=== What the task requires ===
Tally the lines containing the word "this" and give the total alone.
──────────────────────────────
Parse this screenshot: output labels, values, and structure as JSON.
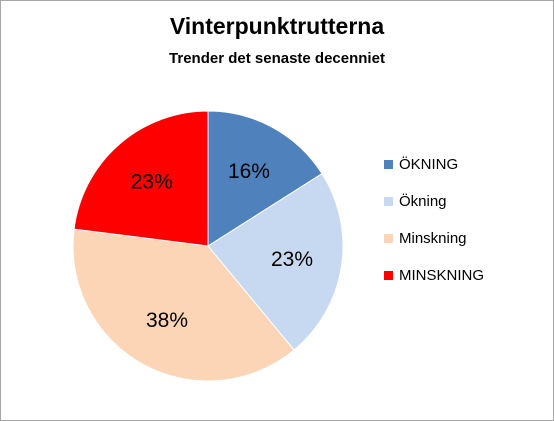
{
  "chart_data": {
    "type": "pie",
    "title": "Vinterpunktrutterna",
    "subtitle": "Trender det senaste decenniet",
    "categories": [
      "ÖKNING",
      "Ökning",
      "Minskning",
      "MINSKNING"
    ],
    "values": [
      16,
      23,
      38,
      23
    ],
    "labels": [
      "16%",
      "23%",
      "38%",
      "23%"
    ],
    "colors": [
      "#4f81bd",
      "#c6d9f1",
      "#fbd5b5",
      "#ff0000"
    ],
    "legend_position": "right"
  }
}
──────────────────────────────
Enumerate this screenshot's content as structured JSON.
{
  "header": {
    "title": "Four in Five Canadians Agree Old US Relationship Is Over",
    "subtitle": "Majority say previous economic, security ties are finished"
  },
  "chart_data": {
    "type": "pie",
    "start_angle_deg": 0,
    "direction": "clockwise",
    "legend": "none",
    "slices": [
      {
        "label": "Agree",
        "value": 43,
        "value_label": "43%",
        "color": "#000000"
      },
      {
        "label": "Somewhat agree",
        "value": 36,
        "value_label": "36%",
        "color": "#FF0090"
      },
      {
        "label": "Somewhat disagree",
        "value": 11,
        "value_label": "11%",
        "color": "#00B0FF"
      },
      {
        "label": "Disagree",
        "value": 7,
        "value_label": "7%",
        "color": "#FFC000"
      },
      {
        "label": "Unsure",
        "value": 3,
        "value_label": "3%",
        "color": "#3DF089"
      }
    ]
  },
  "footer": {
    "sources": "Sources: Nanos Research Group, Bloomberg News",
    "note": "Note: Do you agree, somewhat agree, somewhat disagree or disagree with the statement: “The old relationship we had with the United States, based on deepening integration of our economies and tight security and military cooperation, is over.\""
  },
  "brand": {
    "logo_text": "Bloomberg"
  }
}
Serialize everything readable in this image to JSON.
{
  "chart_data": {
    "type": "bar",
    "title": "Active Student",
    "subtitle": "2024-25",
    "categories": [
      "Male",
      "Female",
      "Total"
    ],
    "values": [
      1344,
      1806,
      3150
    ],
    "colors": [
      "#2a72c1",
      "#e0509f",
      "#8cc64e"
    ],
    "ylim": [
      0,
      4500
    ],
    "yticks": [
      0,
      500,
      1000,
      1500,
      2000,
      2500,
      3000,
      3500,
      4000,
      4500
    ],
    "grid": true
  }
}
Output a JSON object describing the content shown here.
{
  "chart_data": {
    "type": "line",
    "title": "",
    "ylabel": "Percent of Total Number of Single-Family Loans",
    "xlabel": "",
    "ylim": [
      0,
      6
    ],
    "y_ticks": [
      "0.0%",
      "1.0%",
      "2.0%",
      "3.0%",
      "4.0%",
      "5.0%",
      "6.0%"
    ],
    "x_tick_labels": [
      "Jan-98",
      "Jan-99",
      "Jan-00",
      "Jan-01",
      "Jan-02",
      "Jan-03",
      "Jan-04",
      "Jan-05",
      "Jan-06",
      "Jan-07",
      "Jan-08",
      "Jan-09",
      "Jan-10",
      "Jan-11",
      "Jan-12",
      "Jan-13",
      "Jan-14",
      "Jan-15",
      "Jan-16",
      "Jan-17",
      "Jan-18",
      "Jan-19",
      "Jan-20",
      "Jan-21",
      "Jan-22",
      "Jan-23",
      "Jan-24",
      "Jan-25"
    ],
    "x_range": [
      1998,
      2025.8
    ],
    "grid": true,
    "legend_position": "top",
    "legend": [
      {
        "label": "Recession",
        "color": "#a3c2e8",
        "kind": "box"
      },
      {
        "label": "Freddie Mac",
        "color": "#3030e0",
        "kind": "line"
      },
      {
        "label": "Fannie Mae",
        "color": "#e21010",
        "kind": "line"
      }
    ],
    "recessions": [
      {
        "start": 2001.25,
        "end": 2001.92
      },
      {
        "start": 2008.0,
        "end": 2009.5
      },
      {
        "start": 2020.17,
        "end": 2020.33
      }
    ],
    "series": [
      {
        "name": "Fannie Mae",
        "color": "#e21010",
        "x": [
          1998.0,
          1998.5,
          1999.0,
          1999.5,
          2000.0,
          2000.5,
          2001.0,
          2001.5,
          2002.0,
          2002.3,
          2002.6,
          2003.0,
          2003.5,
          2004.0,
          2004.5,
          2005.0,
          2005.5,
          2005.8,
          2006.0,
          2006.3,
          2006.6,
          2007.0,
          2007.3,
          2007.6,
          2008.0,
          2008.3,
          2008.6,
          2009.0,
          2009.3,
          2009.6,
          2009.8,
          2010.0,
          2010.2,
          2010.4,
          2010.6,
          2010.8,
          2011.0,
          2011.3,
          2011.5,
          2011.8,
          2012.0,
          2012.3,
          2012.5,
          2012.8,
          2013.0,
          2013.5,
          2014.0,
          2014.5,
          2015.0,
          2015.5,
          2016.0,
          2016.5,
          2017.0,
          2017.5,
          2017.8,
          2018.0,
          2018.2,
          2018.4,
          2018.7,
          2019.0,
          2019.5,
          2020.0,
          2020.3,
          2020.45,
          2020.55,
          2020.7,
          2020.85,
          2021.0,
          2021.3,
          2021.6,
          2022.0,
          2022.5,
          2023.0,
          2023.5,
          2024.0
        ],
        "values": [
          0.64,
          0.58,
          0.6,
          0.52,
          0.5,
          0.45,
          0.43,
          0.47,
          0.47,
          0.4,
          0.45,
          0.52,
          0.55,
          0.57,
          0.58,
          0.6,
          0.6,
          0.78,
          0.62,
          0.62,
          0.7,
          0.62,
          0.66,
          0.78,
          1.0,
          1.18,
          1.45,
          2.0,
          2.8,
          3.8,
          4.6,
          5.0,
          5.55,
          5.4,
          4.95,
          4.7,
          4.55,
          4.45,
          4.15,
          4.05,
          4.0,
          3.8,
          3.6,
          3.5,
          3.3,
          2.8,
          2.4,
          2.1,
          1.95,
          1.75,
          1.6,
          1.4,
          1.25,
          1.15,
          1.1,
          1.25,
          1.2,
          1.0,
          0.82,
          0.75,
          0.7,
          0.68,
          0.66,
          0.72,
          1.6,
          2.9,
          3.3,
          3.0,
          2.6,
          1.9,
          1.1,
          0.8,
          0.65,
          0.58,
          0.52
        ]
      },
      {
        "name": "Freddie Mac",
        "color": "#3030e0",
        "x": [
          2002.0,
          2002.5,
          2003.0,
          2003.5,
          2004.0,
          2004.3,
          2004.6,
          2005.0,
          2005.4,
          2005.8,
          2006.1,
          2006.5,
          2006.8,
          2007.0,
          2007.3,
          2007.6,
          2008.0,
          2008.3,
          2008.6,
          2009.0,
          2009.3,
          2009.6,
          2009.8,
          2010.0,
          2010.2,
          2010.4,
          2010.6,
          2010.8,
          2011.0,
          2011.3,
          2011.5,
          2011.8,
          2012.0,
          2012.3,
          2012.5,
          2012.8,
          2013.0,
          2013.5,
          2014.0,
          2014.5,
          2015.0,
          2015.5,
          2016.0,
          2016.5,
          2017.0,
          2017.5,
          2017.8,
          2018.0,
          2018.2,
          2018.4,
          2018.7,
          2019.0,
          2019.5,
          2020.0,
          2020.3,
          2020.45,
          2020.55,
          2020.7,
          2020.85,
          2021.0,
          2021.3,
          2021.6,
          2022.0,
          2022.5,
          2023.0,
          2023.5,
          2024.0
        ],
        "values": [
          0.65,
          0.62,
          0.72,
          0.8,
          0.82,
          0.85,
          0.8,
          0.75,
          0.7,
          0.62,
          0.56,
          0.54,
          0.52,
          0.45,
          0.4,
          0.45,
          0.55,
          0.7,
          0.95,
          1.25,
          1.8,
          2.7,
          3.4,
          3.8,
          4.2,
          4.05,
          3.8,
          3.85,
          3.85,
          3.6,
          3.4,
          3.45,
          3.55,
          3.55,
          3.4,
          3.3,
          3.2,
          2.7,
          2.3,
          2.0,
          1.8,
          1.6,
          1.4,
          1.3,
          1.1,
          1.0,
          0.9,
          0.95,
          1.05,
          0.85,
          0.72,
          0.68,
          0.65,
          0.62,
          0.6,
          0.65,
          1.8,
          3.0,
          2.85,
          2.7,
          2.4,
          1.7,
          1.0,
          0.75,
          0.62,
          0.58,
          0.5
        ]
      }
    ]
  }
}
──────────────────────────────
=== Completed exercise ===
3